* Aim of the task:
Copy, in full, each line of the material that holds the word "higher".

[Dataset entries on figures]

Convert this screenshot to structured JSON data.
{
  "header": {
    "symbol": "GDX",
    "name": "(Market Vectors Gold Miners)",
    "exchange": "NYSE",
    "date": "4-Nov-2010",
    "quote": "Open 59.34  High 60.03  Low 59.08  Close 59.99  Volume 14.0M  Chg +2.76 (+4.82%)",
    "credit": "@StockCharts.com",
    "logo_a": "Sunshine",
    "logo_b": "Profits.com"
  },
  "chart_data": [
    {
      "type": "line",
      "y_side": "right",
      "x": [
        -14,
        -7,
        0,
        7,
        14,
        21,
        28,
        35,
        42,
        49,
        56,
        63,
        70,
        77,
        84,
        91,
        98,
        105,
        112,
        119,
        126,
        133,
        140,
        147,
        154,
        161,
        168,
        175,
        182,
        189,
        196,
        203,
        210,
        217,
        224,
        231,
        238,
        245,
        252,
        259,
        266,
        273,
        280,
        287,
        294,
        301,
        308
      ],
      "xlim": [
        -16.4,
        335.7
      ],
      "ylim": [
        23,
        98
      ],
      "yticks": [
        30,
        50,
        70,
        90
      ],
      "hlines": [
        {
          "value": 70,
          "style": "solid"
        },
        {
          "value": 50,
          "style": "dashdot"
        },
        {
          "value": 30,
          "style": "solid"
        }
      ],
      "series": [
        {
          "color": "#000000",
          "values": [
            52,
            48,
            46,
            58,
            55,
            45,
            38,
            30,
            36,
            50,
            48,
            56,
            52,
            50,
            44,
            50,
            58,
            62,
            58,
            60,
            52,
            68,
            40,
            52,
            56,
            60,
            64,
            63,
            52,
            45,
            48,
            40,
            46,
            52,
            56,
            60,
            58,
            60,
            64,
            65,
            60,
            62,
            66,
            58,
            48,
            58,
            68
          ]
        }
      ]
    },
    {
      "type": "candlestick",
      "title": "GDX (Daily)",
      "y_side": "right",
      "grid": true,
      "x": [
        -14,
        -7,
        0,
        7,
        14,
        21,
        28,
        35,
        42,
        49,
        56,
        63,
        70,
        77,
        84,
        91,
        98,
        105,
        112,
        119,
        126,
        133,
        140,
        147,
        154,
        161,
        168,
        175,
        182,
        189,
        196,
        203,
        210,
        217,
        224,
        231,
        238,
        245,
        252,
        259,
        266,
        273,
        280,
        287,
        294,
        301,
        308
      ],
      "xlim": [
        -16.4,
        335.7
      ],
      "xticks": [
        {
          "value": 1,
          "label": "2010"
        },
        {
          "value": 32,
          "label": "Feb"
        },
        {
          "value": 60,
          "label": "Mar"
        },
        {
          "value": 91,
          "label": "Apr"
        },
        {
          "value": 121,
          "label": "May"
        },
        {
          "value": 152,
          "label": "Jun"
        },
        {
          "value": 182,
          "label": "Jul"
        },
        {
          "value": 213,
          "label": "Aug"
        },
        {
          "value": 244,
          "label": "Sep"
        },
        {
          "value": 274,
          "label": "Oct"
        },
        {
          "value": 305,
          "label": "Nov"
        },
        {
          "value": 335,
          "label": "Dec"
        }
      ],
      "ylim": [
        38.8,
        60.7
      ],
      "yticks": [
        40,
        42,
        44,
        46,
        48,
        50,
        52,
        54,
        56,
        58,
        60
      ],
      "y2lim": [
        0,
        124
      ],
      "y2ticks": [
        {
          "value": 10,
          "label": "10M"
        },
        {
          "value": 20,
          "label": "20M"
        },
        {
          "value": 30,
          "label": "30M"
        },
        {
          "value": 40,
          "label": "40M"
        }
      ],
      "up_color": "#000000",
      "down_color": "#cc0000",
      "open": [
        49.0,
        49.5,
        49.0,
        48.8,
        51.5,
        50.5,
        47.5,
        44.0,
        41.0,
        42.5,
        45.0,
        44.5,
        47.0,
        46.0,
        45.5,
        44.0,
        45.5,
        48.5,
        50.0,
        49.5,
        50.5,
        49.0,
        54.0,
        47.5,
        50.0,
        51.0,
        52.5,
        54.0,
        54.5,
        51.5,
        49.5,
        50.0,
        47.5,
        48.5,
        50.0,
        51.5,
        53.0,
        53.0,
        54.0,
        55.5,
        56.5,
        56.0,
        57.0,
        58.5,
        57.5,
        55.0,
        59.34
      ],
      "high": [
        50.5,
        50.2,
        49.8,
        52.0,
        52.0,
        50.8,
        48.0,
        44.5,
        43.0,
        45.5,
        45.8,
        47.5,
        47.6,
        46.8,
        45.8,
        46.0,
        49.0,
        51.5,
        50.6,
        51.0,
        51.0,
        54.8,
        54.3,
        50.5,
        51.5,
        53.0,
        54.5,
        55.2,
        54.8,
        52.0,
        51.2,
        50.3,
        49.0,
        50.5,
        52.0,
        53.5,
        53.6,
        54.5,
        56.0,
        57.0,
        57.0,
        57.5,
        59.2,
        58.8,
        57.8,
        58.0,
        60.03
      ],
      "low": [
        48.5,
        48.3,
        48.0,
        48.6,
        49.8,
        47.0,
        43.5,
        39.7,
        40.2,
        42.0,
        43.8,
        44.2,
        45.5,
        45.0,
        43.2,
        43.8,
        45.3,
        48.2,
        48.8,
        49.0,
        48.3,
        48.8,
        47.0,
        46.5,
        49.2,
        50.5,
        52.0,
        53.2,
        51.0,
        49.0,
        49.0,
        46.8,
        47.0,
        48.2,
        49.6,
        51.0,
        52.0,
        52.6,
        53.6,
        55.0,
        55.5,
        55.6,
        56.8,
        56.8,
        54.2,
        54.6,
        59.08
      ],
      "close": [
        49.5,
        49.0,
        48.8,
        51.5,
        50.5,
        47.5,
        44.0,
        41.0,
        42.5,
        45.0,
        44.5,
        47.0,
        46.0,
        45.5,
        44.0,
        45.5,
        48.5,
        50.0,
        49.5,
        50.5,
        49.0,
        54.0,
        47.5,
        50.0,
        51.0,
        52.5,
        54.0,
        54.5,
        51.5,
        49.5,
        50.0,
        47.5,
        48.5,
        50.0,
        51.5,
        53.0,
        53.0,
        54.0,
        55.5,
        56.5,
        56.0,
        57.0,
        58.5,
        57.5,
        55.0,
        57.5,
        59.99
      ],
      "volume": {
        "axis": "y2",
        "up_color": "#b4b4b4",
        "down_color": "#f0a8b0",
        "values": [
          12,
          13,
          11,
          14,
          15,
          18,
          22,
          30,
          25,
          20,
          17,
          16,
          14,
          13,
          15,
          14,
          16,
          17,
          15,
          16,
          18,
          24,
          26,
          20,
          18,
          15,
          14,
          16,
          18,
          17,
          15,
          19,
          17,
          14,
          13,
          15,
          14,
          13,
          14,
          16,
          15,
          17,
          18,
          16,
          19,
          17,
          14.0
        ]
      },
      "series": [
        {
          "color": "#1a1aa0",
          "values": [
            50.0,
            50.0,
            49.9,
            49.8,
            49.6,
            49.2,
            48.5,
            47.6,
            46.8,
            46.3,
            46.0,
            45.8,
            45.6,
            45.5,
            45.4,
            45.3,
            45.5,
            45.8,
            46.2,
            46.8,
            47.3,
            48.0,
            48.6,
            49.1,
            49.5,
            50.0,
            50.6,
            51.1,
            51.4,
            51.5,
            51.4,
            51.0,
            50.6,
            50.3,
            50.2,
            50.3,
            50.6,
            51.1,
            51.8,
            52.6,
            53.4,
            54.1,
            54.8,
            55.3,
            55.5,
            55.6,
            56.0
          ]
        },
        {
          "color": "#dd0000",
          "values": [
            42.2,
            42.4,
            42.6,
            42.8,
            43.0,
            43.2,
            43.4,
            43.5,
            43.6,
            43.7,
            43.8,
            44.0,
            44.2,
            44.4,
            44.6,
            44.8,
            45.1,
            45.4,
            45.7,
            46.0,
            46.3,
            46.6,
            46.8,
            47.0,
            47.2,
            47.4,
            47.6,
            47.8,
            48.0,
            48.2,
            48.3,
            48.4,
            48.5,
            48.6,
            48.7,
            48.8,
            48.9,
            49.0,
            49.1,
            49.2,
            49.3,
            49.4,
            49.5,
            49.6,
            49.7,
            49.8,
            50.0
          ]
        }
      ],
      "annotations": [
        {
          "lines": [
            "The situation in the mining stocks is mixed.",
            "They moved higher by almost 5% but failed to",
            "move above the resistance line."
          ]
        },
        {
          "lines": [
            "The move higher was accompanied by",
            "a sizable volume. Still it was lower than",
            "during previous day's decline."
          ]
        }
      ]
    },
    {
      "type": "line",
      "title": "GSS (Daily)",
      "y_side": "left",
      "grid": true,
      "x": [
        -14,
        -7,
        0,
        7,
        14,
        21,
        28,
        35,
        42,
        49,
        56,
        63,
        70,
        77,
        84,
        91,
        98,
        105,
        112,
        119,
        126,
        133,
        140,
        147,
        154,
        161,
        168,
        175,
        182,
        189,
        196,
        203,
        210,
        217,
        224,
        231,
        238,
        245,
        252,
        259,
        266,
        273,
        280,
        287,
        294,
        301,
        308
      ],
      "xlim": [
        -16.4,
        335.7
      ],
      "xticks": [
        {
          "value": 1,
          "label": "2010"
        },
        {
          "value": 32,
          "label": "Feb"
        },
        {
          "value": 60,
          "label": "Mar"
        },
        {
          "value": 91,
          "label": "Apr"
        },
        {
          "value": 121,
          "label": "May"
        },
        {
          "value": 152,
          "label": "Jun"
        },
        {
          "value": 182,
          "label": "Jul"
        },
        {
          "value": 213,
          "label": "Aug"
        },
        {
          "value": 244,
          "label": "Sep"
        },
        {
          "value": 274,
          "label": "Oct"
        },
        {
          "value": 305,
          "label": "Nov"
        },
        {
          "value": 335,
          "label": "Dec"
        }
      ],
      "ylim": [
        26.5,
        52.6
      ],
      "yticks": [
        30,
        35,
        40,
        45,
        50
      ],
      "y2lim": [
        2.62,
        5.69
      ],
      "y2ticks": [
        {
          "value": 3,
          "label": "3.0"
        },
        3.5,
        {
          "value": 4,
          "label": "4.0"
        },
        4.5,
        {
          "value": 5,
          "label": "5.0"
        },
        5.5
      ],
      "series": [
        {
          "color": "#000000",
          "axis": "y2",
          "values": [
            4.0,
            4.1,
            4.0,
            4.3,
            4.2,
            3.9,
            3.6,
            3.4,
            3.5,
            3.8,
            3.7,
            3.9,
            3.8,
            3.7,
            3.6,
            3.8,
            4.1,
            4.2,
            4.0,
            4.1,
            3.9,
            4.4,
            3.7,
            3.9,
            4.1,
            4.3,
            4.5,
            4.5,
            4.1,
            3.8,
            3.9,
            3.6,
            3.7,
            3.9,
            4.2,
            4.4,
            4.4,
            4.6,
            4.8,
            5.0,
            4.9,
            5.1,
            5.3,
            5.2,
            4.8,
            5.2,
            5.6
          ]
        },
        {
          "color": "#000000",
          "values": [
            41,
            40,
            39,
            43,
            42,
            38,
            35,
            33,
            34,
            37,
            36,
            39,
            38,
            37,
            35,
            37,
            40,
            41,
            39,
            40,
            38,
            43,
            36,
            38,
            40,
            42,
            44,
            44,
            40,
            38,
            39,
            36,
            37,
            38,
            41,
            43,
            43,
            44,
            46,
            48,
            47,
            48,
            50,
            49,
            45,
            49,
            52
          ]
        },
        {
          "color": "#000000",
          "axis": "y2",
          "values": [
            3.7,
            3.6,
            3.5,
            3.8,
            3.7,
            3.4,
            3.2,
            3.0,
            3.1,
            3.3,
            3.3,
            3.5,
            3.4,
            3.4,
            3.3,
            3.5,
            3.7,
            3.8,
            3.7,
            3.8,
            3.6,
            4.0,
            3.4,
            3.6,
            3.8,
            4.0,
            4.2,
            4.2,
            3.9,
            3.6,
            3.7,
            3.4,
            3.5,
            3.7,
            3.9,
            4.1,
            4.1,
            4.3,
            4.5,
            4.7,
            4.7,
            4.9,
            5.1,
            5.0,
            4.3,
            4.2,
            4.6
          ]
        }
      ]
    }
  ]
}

* Result for this task:
            "They moved higher by almost 5% but failed to",
            "The move higher was accompanied by",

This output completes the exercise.